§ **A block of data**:
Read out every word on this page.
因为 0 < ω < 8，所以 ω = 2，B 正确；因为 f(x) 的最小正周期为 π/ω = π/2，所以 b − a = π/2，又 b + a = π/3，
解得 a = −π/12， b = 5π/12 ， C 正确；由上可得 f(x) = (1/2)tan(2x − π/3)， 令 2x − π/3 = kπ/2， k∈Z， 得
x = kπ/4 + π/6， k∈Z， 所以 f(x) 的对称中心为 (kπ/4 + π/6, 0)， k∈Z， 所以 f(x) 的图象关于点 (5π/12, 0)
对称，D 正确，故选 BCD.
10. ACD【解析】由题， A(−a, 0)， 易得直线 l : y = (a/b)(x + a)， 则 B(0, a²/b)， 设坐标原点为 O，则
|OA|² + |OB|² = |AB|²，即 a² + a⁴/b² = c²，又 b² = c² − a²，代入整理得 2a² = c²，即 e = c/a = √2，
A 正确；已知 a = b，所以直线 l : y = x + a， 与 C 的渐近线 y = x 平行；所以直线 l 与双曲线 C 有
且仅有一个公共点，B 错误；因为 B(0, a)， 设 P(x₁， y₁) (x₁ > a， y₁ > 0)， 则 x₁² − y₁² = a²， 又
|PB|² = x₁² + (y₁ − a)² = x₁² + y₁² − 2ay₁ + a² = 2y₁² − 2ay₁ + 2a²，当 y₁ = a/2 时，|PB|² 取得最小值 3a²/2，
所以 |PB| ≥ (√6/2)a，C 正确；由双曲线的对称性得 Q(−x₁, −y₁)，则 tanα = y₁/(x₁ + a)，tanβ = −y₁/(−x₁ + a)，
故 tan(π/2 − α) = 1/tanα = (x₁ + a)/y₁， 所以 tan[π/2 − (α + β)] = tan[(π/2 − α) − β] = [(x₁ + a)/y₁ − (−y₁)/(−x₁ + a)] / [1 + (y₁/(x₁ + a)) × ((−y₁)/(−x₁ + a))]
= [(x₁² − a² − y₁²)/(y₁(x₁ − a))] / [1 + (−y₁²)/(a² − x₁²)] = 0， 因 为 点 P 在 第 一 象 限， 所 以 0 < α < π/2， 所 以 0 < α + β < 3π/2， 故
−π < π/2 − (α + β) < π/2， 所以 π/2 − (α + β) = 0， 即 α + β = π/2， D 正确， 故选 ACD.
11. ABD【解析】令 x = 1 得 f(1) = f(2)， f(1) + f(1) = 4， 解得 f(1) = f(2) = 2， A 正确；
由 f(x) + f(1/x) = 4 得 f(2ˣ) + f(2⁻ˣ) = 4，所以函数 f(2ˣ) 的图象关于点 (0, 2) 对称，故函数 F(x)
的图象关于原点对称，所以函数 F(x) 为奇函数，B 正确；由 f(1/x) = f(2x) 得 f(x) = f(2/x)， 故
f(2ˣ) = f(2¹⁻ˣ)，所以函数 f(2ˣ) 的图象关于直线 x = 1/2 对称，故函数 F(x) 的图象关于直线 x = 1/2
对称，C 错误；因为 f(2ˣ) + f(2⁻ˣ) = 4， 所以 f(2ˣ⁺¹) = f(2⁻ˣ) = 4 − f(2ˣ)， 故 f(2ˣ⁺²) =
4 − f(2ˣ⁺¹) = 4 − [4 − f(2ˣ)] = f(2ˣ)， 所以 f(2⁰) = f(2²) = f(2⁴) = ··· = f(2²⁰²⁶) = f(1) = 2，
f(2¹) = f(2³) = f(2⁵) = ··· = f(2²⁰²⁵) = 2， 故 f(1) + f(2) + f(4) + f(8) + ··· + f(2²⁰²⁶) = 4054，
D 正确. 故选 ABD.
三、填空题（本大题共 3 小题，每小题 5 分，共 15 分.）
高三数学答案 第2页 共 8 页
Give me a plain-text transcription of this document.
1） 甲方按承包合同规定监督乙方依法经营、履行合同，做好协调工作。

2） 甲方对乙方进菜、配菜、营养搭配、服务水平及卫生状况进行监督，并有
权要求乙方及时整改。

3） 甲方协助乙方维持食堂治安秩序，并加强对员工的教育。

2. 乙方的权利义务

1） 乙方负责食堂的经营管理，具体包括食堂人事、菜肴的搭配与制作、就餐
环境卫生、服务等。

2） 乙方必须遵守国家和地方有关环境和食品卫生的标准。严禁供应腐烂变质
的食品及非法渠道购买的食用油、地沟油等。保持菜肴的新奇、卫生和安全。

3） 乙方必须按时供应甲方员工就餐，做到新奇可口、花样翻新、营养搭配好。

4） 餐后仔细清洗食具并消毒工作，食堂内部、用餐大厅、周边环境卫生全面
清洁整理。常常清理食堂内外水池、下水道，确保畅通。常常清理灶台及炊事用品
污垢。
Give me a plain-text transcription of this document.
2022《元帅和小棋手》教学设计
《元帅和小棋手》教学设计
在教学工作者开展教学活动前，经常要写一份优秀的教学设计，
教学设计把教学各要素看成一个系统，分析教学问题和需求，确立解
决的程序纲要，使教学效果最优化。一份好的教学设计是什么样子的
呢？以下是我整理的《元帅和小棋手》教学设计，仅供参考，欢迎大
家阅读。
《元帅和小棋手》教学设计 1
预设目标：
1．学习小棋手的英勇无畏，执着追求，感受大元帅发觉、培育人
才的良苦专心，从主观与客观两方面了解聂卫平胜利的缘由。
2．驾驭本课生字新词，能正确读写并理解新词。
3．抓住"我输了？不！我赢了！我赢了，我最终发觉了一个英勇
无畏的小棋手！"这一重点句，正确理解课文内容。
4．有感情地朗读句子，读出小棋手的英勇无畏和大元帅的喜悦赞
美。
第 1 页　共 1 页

§ **CHALLENGE**: Write out the full set of records exactly as given.

§ **RESULT OF THE TASK**:
Read out every word on this page.
因为 0 < ω < 8，所以 ω = 2，B 正确；因为 f(x) 的最小正周期为 π/ω = π/2，所以 b − a = π/2，又 b + a = π/3，
解得 a = −π/12， b = 5π/12 ， C 正确；由上可得 f(x) = (1/2)tan(2x − π/3)， 令 2x − π/3 = kπ/2， k∈Z， 得
x = kπ/4 + π/6， k∈Z， 所以 f(x) 的对称中心为 (kπ/4 + π/6, 0)， k∈Z， 所以 f(x) 的图象关于点 (5π/12, 0)
对称，D 正确，故选 BCD.
10. ACD【解析】由题， A(−a, 0)， 易得直线 l : y = (a/b)(x + a)， 则 B(0, a²/b)， 设坐标原点为 O，则
|OA|² + |OB|² = |AB|²，即 a² + a⁴/b² = c²，又 b² = c² − a²，代入整理得 2a² = c²，即 e = c/a = √2，
A 正确；已知 a = b，所以直线 l : y = x + a， 与 C 的渐近线 y = x 平行；所以直线 l 与双曲线 C 有
且仅有一个公共点，B 错误；因为 B(0, a)， 设 P(x₁， y₁) (x₁ > a， y₁ > 0)， 则 x₁² − y₁² = a²， 又
|PB|² = x₁² + (y₁ − a)² = x₁² + y₁² − 2ay₁ + a² = 2y₁² − 2ay₁ + 2a²，当 y₁ = a/2 时，|PB|² 取得最小值 3a²/2，
所以 |PB| ≥ (√6/2)a，C 正确；由双曲线的对称性得 Q(−x₁, −y₁)，则 tanα = y₁/(x₁ + a)，tanβ = −y₁/(−x₁ + a)，
故 tan(π/2 − α) = 1/tanα = (x₁ + a)/y₁， 所以 tan[π/2 − (α + β)] = tan[(π/2 − α) − β] = [(x₁ + a)/y₁ − (−y₁)/(−x₁ + a)] / [1 + (y₁/(x₁ + a)) × ((−y₁)/(−x₁ + a))]
= [(x₁² − a² − y₁²)/(y₁(x₁ − a))] / [1 + (−y₁²)/(a² − x₁²)] = 0， 因 为 点 P 在 第 一 象 限， 所 以 0 < α < π/2， 所 以 0 < α + β < 3π/2， 故
−π < π/2 − (α + β) < π/2， 所以 π/2 − (α + β) = 0， 即 α + β = π/2， D 正确， 故选 ACD.
11. ABD【解析】令 x = 1 得 f(1) = f(2)， f(1) + f(1) = 4， 解得 f(1) = f(2) = 2， A 正确；
由 f(x) + f(1/x) = 4 得 f(2ˣ) + f(2⁻ˣ) = 4，所以函数 f(2ˣ) 的图象关于点 (0, 2) 对称，故函数 F(x)
的图象关于原点对称，所以函数 F(x) 为奇函数，B 正确；由 f(1/x) = f(2x) 得 f(x) = f(2/x)， 故
f(2ˣ) = f(2¹⁻ˣ)，所以函数 f(2ˣ) 的图象关于直线 x = 1/2 对称，故函数 F(x) 的图象关于直线 x = 1/2
对称，C 错误；因为 f(2ˣ) + f(2⁻ˣ) = 4， 所以 f(2ˣ⁺¹) = f(2⁻ˣ) = 4 − f(2ˣ)， 故 f(2ˣ⁺²) =
4 − f(2ˣ⁺¹) = 4 − [4 − f(2ˣ)] = f(2ˣ)， 所以 f(2⁰) = f(2²) = f(2⁴) = ··· = f(2²⁰²⁶) = f(1) = 2，
f(2¹) = f(2³) = f(2⁵) = ··· = f(2²⁰²⁵) = 2， 故 f(1) + f(2) + f(4) + f(8) + ··· + f(2²⁰²⁶) = 4054，
D 正确. 故选 ABD.
三、填空题（本大题共 3 小题，每小题 5 分，共 15 分.）
高三数学答案 第2页 共 8 页
Give me a plain-text transcription of this document.
1） 甲方按承包合同规定监督乙方依法经营、履行合同，做好协调工作。

2） 甲方对乙方进菜、配菜、营养搭配、服务水平及卫生状况进行监督，并有
权要求乙方及时整改。

3） 甲方协助乙方维持食堂治安秩序，并加强对员工的教育。

2. 乙方的权利义务

1） 乙方负责食堂的经营管理，具体包括食堂人事、菜肴的搭配与制作、就餐
环境卫生、服务等。

2） 乙方必须遵守国家和地方有关环境和食品卫生的标准。严禁供应腐烂变质
的食品及非法渠道购买的食用油、地沟油等。保持菜肴的新奇、卫生和安全。

3） 乙方必须按时供应甲方员工就餐，做到新奇可口、花样翻新、营养搭配好。

4） 餐后仔细清洗食具并消毒工作，食堂内部、用餐大厅、周边环境卫生全面
清洁整理。常常清理食堂内外水池、下水道，确保畅通。常常清理灶台及炊事用品
污垢。
Give me a plain-text transcription of this document.
2022《元帅和小棋手》教学设计
《元帅和小棋手》教学设计
在教学工作者开展教学活动前，经常要写一份优秀的教学设计，
教学设计把教学各要素看成一个系统，分析教学问题和需求，确立解
决的程序纲要，使教学效果最优化。一份好的教学设计是什么样子的
呢？以下是我整理的《元帅和小棋手》教学设计，仅供参考，欢迎大
家阅读。
《元帅和小棋手》教学设计 1
预设目标：
1．学习小棋手的英勇无畏，执着追求，感受大元帅发觉、培育人
才的良苦专心，从主观与客观两方面了解聂卫平胜利的缘由。
2．驾驭本课生字新词，能正确读写并理解新词。
3．抓住"我输了？不！我赢了！我赢了，我最终发觉了一个英勇
无畏的小棋手！"这一重点句，正确理解课文内容。
4．有感情地朗读句子，读出小棋手的英勇无畏和大元帅的喜悦赞
美。
第 1 页　共 1 页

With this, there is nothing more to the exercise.